- **Provided records**
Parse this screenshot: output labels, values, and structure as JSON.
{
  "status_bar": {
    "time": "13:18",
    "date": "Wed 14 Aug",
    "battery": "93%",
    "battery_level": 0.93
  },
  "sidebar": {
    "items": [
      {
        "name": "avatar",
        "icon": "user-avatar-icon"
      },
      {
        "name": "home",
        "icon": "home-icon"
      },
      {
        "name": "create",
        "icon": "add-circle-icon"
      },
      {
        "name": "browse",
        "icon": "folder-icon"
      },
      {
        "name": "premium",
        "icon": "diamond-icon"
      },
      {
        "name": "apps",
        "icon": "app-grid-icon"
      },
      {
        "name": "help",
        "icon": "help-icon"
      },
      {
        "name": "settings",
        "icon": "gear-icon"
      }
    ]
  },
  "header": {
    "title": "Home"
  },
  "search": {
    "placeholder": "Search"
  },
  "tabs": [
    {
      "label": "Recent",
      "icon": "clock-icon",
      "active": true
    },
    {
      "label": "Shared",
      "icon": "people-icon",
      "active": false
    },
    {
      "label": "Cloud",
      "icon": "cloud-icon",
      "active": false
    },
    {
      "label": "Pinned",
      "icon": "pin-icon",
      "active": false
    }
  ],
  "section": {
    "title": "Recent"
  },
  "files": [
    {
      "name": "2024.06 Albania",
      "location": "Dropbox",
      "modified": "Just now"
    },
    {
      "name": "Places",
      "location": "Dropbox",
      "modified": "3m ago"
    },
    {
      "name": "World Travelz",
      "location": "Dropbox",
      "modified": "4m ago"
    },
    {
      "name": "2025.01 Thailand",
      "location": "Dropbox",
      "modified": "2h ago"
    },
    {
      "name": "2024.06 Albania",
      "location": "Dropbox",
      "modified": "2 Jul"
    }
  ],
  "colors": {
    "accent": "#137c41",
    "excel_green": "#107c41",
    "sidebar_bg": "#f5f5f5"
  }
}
...
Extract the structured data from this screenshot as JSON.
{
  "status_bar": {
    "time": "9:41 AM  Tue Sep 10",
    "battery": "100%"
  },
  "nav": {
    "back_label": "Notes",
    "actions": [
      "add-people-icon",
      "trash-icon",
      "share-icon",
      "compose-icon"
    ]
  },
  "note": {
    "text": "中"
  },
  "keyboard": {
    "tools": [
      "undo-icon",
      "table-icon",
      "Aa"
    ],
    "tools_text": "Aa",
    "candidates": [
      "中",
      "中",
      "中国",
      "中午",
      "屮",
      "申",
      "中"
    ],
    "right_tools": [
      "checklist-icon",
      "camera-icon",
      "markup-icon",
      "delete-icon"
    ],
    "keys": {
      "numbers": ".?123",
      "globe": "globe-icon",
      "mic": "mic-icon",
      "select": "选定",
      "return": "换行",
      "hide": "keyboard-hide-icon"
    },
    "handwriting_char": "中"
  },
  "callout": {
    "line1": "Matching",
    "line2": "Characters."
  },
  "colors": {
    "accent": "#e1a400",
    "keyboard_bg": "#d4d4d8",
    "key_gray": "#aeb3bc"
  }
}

- **Prompt**
Identify all lines where the word "modified" shows up. Copy them.

- **Solution to the exercise**
      "modified": "Just now"
      "modified": "3m ago"
      "modified": "4m ago"
      "modified": "2h ago"
      "modified": "2 Jul"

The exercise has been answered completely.